***** Record excerpts
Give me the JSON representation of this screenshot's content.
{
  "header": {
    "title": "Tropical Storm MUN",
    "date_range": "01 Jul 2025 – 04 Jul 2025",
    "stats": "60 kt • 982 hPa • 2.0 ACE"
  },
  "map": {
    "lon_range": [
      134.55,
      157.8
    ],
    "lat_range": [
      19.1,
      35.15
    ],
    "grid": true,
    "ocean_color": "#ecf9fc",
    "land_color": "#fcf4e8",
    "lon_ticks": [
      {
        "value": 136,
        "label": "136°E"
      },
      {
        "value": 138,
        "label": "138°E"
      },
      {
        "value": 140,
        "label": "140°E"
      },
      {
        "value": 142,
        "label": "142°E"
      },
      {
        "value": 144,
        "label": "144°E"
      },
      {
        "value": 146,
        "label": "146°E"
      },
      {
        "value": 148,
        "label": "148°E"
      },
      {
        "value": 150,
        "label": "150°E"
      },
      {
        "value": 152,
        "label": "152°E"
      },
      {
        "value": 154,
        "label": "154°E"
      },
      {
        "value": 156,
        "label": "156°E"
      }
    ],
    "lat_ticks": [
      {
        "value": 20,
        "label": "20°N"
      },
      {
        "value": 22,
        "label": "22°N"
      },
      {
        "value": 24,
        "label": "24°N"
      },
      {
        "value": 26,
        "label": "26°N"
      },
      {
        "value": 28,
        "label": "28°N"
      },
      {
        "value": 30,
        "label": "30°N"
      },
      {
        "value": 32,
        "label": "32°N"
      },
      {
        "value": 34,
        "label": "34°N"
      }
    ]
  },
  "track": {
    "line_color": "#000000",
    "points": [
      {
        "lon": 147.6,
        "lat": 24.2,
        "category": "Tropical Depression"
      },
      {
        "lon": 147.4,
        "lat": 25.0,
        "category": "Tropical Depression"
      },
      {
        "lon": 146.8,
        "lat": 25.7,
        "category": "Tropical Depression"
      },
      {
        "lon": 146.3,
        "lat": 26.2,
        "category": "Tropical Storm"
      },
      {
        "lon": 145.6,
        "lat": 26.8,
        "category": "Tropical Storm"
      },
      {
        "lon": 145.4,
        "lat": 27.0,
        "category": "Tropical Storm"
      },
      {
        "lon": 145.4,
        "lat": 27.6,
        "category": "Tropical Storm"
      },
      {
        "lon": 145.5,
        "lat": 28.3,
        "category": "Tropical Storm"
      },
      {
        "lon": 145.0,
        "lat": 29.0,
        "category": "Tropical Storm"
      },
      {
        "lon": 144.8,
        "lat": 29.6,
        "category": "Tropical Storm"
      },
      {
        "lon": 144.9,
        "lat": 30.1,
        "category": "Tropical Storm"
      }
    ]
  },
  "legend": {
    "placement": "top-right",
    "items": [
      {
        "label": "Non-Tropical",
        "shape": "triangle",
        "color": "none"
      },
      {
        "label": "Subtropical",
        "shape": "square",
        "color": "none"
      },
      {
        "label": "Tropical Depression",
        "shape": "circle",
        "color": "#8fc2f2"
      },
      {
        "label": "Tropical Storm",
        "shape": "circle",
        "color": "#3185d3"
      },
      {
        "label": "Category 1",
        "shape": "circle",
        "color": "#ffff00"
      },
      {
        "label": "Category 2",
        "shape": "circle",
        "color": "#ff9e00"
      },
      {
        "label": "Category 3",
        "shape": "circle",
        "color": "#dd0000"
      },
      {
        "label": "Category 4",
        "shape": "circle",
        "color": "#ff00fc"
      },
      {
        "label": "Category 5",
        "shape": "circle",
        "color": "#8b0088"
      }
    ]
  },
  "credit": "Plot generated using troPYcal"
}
**********
→ What is expected
Restate each record exactly as written.

→ The output
Give me the JSON representation of this screenshot's content.
{
  "header": {
    "title": "Tropical Storm MUN",
    "date_range": "01 Jul 2025 – 04 Jul 2025",
    "stats": "60 kt • 982 hPa • 2.0 ACE"
  },
  "map": {
    "lon_range": [
      134.55,
      157.8
    ],
    "lat_range": [
      19.1,
      35.15
    ],
    "grid": true,
    "ocean_color": "#ecf9fc",
    "land_color": "#fcf4e8",
    "lon_ticks": [
      {
        "value": 136,
        "label": "136°E"
      },
      {
        "value": 138,
        "label": "138°E"
      },
      {
        "value": 140,
        "label": "140°E"
      },
      {
        "value": 142,
        "label": "142°E"
      },
      {
        "value": 144,
        "label": "144°E"
      },
      {
        "value": 146,
        "label": "146°E"
      },
      {
        "value": 148,
        "label": "148°E"
      },
      {
        "value": 150,
        "label": "150°E"
      },
      {
        "value": 152,
        "label": "152°E"
      },
      {
        "value": 154,
        "label": "154°E"
      },
      {
        "value": 156,
        "label": "156°E"
      }
    ],
    "lat_ticks": [
      {
        "value": 20,
        "label": "20°N"
      },
      {
        "value": 22,
        "label": "22°N"
      },
      {
        "value": 24,
        "label": "24°N"
      },
      {
        "value": 26,
        "label": "26°N"
      },
      {
        "value": 28,
        "label": "28°N"
      },
      {
        "value": 30,
        "label": "30°N"
      },
      {
        "value": 32,
        "label": "32°N"
      },
      {
        "value": 34,
        "label": "34°N"
      }
    ]
  },
  "track": {
    "line_color": "#000000",
    "points": [
      {
        "lon": 147.6,
        "lat": 24.2,
        "category": "Tropical Depression"
      },
      {
        "lon": 147.4,
        "lat": 25.0,
        "category": "Tropical Depression"
      },
      {
        "lon": 146.8,
        "lat": 25.7,
        "category": "Tropical Depression"
      },
      {
        "lon": 146.3,
        "lat": 26.2,
        "category": "Tropical Storm"
      },
      {
        "lon": 145.6,
        "lat": 26.8,
        "category": "Tropical Storm"
      },
      {
        "lon": 145.4,
        "lat": 27.0,
        "category": "Tropical Storm"
      },
      {
        "lon": 145.4,
        "lat": 27.6,
        "category": "Tropical Storm"
      },
      {
        "lon": 145.5,
        "lat": 28.3,
        "category": "Tropical Storm"
      },
      {
        "lon": 145.0,
        "lat": 29.0,
        "category": "Tropical Storm"
      },
      {
        "lon": 144.8,
        "lat": 29.6,
        "category": "Tropical Storm"
      },
      {
        "lon": 144.9,
        "lat": 30.1,
        "category": "Tropical Storm"
      }
    ]
  },
  "legend": {
    "placement": "top-right",
    "items": [
      {
        "label": "Non-Tropical",
        "shape": "triangle",
        "color": "none"
      },
      {
        "label": "Subtropical",
        "shape": "square",
        "color": "none"
      },
      {
        "label": "Tropical Depression",
        "shape": "circle",
        "color": "#8fc2f2"
      },
      {
        "label": "Tropical Storm",
        "shape": "circle",
        "color": "#3185d3"
      },
      {
        "label": "Category 1",
        "shape": "circle",
        "color": "#ffff00"
      },
      {
        "label": "Category 2",
        "shape": "circle",
        "color": "#ff9e00"
      },
      {
        "label": "Category 3",
        "shape": "circle",
        "color": "#dd0000"
      },
      {
        "label": "Category 4",
        "shape": "circle",
        "color": "#ff00fc"
      },
      {
        "label": "Category 5",
        "shape": "circle",
        "color": "#8b0088"
      }
    ]
  },
  "credit": "Plot generated using troPYcal"
}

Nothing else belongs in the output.